Update every entry below by replacing "sunspots" with "sunspot counts". Leave everything else unchanged.
-*-
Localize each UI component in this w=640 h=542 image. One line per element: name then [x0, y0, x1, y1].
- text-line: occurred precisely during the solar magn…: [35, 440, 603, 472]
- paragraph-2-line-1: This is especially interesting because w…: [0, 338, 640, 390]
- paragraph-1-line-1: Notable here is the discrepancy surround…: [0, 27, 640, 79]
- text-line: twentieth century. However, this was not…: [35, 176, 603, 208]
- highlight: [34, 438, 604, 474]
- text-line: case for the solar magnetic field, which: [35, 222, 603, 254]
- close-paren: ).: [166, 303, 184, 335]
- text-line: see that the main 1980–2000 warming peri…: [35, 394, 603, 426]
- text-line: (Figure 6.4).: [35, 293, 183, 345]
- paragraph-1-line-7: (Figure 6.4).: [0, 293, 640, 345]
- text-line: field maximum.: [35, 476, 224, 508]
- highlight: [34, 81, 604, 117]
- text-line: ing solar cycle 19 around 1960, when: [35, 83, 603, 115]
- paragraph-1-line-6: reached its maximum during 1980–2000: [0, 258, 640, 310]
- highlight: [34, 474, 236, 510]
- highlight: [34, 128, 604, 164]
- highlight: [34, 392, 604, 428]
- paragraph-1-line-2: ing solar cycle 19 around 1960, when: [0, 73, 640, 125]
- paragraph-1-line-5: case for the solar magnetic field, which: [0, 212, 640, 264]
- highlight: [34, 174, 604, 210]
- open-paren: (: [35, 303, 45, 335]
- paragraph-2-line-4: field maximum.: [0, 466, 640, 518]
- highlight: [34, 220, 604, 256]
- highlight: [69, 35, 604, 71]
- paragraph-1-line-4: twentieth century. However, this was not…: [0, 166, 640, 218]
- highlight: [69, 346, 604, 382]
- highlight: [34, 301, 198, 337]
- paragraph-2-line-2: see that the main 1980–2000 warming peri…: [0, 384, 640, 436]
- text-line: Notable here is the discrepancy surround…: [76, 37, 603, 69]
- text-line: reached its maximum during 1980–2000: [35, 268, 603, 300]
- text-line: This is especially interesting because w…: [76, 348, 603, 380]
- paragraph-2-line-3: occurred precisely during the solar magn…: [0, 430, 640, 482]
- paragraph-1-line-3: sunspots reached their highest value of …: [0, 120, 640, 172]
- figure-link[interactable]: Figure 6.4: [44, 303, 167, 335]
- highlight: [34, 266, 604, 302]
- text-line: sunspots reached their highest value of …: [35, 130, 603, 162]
-*-
» **Exercise answer**:
Localize each UI component in this w=640 h=542 image. One line per element: name then [x0, y0, x1, y1].
- text-line: occurred precisely during the solar magn…: [35, 440, 603, 472]
- paragraph-2-line-1: This is especially interesting because w…: [0, 338, 640, 390]
- paragraph-1-line-1: Notable here is the discrepancy surround…: [0, 27, 640, 79]
- text-line: twentieth century. However, this was not…: [35, 176, 603, 208]
- highlight: [34, 438, 604, 474]
- text-line: case for the solar magnetic field, which: [35, 222, 603, 254]
- close-paren: ).: [166, 303, 184, 335]
- text-line: see that the main 1980–2000 warming peri…: [35, 394, 603, 426]
- text-line: (Figure 6.4).: [35, 293, 183, 345]
- paragraph-1-line-7: (Figure 6.4).: [0, 293, 640, 345]
- text-line: field maximum.: [35, 476, 224, 508]
- highlight: [34, 81, 604, 117]
- text-line: ing solar cycle 19 around 1960, when: [35, 83, 603, 115]
- paragraph-1-line-6: reached its maximum during 1980–2000: [0, 258, 640, 310]
- highlight: [34, 474, 236, 510]
- highlight: [34, 128, 604, 164]
- highlight: [34, 392, 604, 428]
- paragraph-1-line-2: ing solar cycle 19 around 1960, when: [0, 73, 640, 125]
- paragraph-1-line-5: case for the solar magnetic field, which: [0, 212, 640, 264]
- highlight: [34, 174, 604, 210]
- open-paren: (: [35, 303, 45, 335]
- paragraph-2-line-4: field maximum.: [0, 466, 640, 518]
- highlight: [34, 220, 604, 256]
- highlight: [69, 35, 604, 71]
- paragraph-1-line-4: twentieth century. However, this was not…: [0, 166, 640, 218]
- highlight: [69, 346, 604, 382]
- highlight: [34, 301, 198, 337]
- paragraph-2-line-2: see that the main 1980–2000 warming peri…: [0, 384, 640, 436]
- text-line: Notable here is the discrepancy surround…: [76, 37, 603, 69]
- text-line: reached its maximum during 1980–2000: [35, 268, 603, 300]
- text-line: This is especially interesting because w…: [76, 348, 603, 380]
- paragraph-2-line-3: occurred precisely during the solar magn…: [0, 430, 640, 482]
- paragraph-1-line-3: sunspot counts reached their highest value of …: [0, 120, 640, 172]
- figure-link[interactable]: Figure 6.4: [44, 303, 167, 335]
- highlight: [34, 266, 604, 302]
- text-line: sunspot counts reached their highest value of …: [35, 130, 603, 162]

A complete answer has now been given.